* **WHAT IS BEING ASKED**
Exclude the pictures and reproduce the remaining data exactly as written.

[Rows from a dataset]
- - -

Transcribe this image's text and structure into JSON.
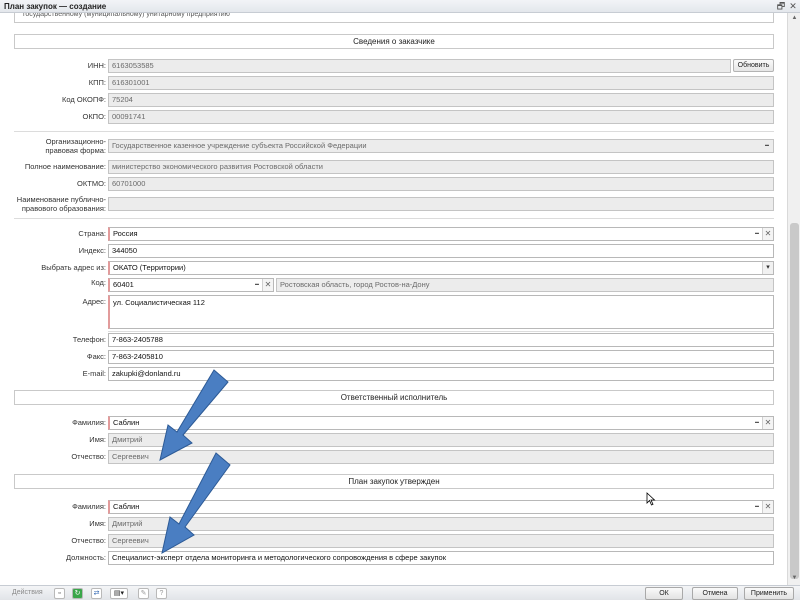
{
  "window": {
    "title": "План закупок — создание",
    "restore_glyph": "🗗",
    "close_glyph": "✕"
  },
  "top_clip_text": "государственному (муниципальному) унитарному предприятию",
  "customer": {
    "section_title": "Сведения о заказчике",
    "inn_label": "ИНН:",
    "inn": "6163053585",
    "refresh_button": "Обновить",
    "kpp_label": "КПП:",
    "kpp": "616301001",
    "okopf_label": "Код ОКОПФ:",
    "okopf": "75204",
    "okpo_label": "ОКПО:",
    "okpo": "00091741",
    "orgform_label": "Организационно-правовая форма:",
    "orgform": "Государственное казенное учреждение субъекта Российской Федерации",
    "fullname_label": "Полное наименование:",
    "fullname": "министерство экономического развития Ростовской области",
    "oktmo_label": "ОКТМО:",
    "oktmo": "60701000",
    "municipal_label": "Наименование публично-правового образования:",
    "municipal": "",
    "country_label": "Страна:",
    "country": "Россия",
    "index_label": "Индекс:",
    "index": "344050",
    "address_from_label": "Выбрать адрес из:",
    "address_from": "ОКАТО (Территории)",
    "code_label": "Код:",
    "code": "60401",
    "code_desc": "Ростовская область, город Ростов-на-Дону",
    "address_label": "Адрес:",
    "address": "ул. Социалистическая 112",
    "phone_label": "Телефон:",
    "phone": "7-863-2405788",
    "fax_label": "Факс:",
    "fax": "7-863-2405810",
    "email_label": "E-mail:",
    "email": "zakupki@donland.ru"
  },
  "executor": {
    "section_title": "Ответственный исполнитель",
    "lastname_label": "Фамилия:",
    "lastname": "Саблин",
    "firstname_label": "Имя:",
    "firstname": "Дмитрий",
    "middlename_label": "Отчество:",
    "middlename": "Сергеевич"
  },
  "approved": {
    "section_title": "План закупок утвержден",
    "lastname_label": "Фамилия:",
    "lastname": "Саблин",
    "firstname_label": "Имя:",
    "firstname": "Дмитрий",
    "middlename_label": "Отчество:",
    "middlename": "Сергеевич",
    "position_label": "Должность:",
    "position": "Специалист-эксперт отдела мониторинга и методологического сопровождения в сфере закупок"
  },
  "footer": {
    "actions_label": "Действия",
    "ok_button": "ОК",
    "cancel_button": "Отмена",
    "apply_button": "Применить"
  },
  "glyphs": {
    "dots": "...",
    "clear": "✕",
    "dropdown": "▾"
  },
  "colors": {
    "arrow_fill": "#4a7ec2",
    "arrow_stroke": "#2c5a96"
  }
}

- - -

* **SOLUTION BELOW**
Transcribe this image's text and structure into JSON.
{
  "window": {
    "title": "План закупок — создание",
    "restore_glyph": "🗗",
    "close_glyph": "✕"
  },
  "top_clip_text": "государственному (муниципальному) унитарному предприятию",
  "customer": {
    "section_title": "Сведения о заказчике",
    "inn_label": "ИНН:",
    "inn": "6163053585",
    "refresh_button": "Обновить",
    "kpp_label": "КПП:",
    "kpp": "616301001",
    "okopf_label": "Код ОКОПФ:",
    "okopf": "75204",
    "okpo_label": "ОКПО:",
    "okpo": "00091741",
    "orgform_label": "Организационно-правовая форма:",
    "orgform": "Государственное казенное учреждение субъекта Российской Федерации",
    "fullname_label": "Полное наименование:",
    "fullname": "министерство экономического развития Ростовской области",
    "oktmo_label": "ОКТМО:",
    "oktmo": "60701000",
    "municipal_label": "Наименование публично-правового образования:",
    "municipal": "",
    "country_label": "Страна:",
    "country": "Россия",
    "index_label": "Индекс:",
    "index": "344050",
    "address_from_label": "Выбрать адрес из:",
    "address_from": "ОКАТО (Территории)",
    "code_label": "Код:",
    "code": "60401",
    "code_desc": "Ростовская область, город Ростов-на-Дону",
    "address_label": "Адрес:",
    "address": "ул. Социалистическая 112",
    "phone_label": "Телефон:",
    "phone": "7-863-2405788",
    "fax_label": "Факс:",
    "fax": "7-863-2405810",
    "email_label": "E-mail:",
    "email": "zakupki@donland.ru"
  },
  "executor": {
    "section_title": "Ответственный исполнитель",
    "lastname_label": "Фамилия:",
    "lastname": "Саблин",
    "firstname_label": "Имя:",
    "firstname": "Дмитрий",
    "middlename_label": "Отчество:",
    "middlename": "Сергеевич"
  },
  "approved": {
    "section_title": "План закупок утвержден",
    "lastname_label": "Фамилия:",
    "lastname": "Саблин",
    "firstname_label": "Имя:",
    "firstname": "Дмитрий",
    "middlename_label": "Отчество:",
    "middlename": "Сергеевич",
    "position_label": "Должность:",
    "position": "Специалист-эксперт отдела мониторинга и методологического сопровождения в сфере закупок"
  },
  "footer": {
    "actions_label": "Действия",
    "ok_button": "ОК",
    "cancel_button": "Отмена",
    "apply_button": "Применить"
  },
  "glyphs": {
    "dots": "...",
    "clear": "✕",
    "dropdown": "▾"
  },
  "colors": {
    "arrow_fill": "#4a7ec2",
    "arrow_stroke": "#2c5a96"
  }
}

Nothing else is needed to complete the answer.